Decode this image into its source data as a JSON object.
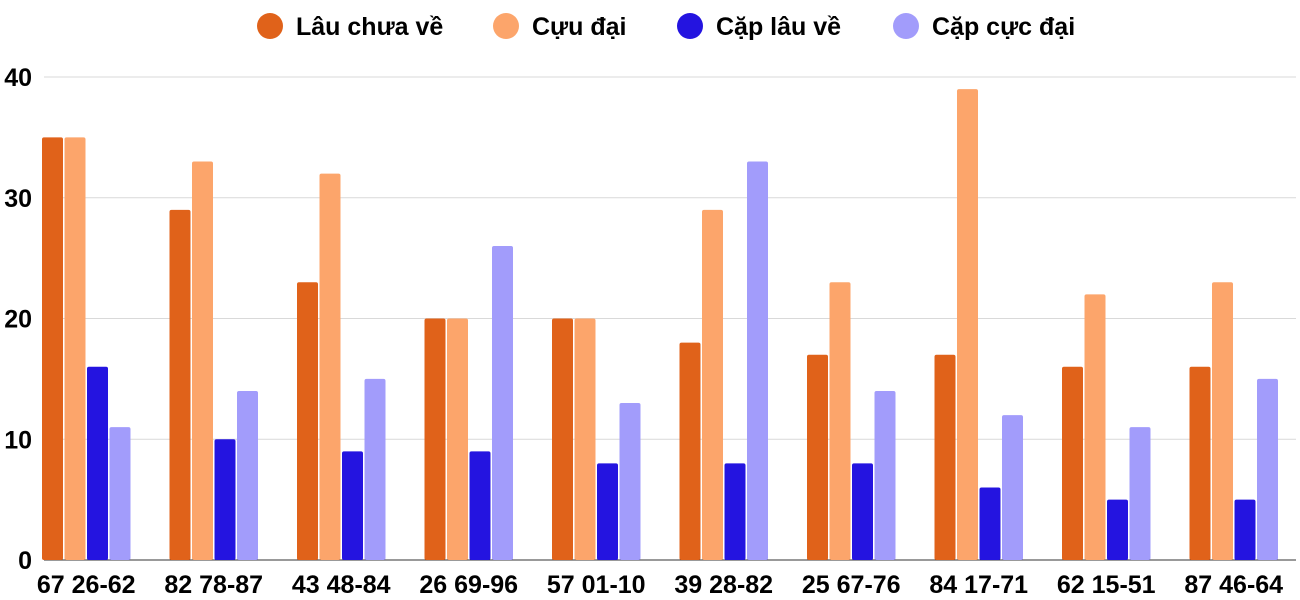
{
  "chart_data": {
    "type": "bar",
    "title": "",
    "xlabel": "",
    "ylabel": "",
    "ylim": [
      0,
      40
    ],
    "yticks": [
      0,
      10,
      20,
      30,
      40
    ],
    "grid": true,
    "legend_position": "top-center",
    "categories": [
      "67 26-62",
      "82 78-87",
      "43 48-84",
      "26 69-96",
      "57 01-10",
      "39 28-82",
      "25 67-76",
      "84 17-71",
      "62 15-51",
      "87 46-64"
    ],
    "series": [
      {
        "name": "Lâu chưa về",
        "color": "#e0621a",
        "values": [
          35,
          29,
          23,
          20,
          20,
          18,
          17,
          17,
          16,
          16
        ]
      },
      {
        "name": "Cựu đại",
        "color": "#fca56b",
        "values": [
          35,
          33,
          32,
          20,
          20,
          29,
          23,
          39,
          22,
          23
        ]
      },
      {
        "name": "Cặp lâu về",
        "color": "#2414e0",
        "values": [
          16,
          10,
          9,
          9,
          8,
          8,
          8,
          6,
          5,
          5
        ]
      },
      {
        "name": "Cặp cực đại",
        "color": "#a29cfb",
        "values": [
          11,
          14,
          15,
          26,
          13,
          33,
          14,
          12,
          11,
          15
        ]
      }
    ]
  }
}
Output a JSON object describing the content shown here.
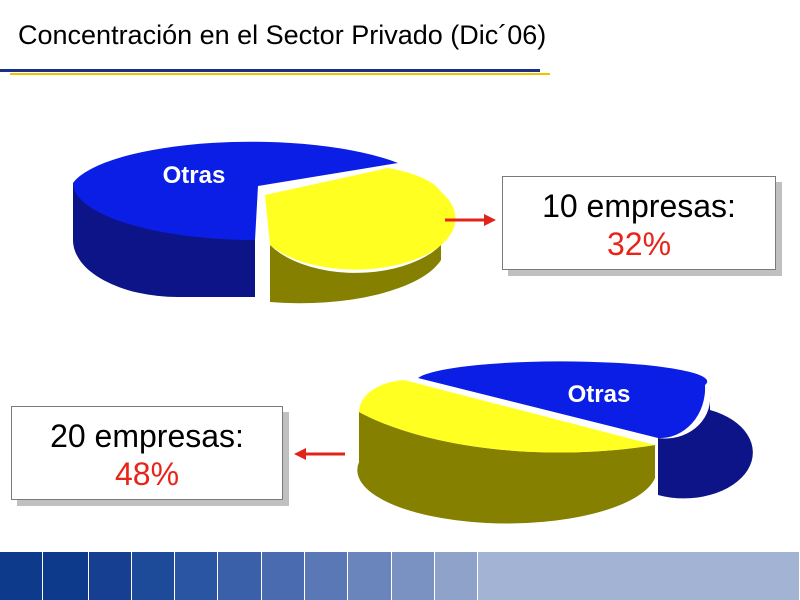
{
  "slide": {
    "title": "Concentración en el Sector Privado (Dic´06)"
  },
  "colors": {
    "blue_top": "#0a1ee6",
    "blue_side": "#0c1487",
    "yellow_top": "#ffff22",
    "olive_side": "#858000",
    "value_red": "#e8241a",
    "arrow_red": "#e2231a",
    "title_rule_blue": "#1a2f8a",
    "title_rule_yellow": "#f2c200"
  },
  "icons": {
    "top_arrow": "right-arrow-icon",
    "bottom_arrow": "left-arrow-icon"
  },
  "callouts": {
    "top": {
      "label": "10 empresas:",
      "value": "32%"
    },
    "bottom": {
      "label": "20 empresas:",
      "value": "48%"
    }
  },
  "chart_data": [
    {
      "type": "pie",
      "slices": [
        {
          "label": "10 empresas",
          "value": 32,
          "color": "#ffff22"
        },
        {
          "label": "Otras",
          "value": 68,
          "color": "#0a1ee6"
        }
      ],
      "exploded_slice": "10 empresas"
    },
    {
      "type": "pie",
      "slices": [
        {
          "label": "20 empresas",
          "value": 48,
          "color": "#ffff22"
        },
        {
          "label": "Otras",
          "value": 52,
          "color": "#0a1ee6"
        }
      ],
      "exploded_slice": "20 empresas"
    }
  ],
  "footer_band_colors": [
    "#0e3a8c",
    "#0e3a8c",
    "#163f92",
    "#1e4a9a",
    "#2a55a2",
    "#3a60aa",
    "#4a6bb0",
    "#5a77b6",
    "#6a84bc",
    "#7a92c2",
    "#8ea2ca",
    "#a2b3d4"
  ]
}
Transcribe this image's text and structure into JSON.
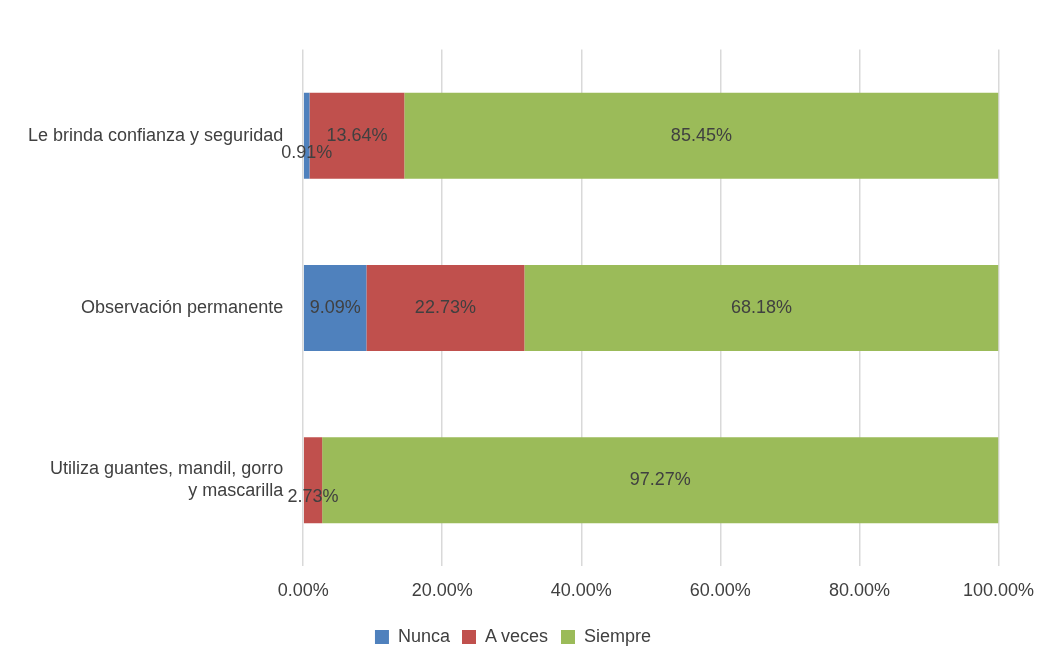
{
  "chart_data": {
    "type": "bar",
    "orientation": "horizontal",
    "stacked": true,
    "categories": [
      "Le brinda confianza y seguridad",
      "Observación permanente",
      "Utiliza guantes, mandil, gorro y mascarilla"
    ],
    "series": [
      {
        "name": "Nunca",
        "color": "#4f81bd",
        "values": [
          0.91,
          9.09,
          0
        ],
        "value_labels": [
          "0.91%",
          "9.09%",
          null
        ]
      },
      {
        "name": "A veces",
        "color": "#c0504d",
        "values": [
          13.64,
          22.73,
          2.73
        ],
        "value_labels": [
          "13.64%",
          "22.73%",
          "2.73%"
        ]
      },
      {
        "name": "Siempre",
        "color": "#9bbb59",
        "values": [
          85.45,
          68.18,
          97.27
        ],
        "value_labels": [
          "85.45%",
          "68.18%",
          "97.27%"
        ]
      }
    ],
    "xlim": [
      0,
      100
    ],
    "xticks": [
      {
        "value": 0,
        "label": "0.00%"
      },
      {
        "value": 20,
        "label": "20.00%"
      },
      {
        "value": 40,
        "label": "40.00%"
      },
      {
        "value": 60,
        "label": "60.00%"
      },
      {
        "value": 80,
        "label": "80.00%"
      },
      {
        "value": 100,
        "label": "100.00%"
      }
    ],
    "grid": "x",
    "legend": "bottom"
  }
}
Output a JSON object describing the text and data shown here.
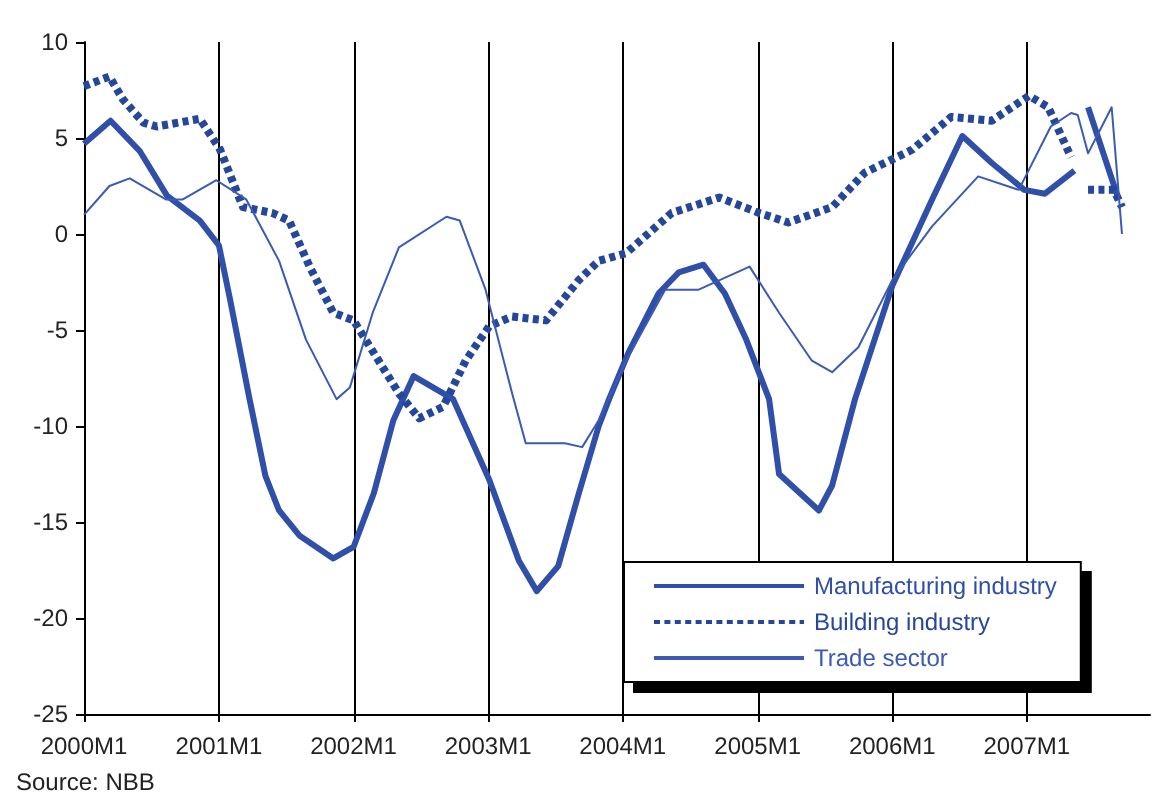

***

Aim: Collect every line above that contains the word "JSON".

Exercise result:
Decode this image into its source data as a JSON object.
Output a JSON object describing the content shown here.
Transcribe this image's text and structure into JSON.
Output a JSON object describing the text and data shown here.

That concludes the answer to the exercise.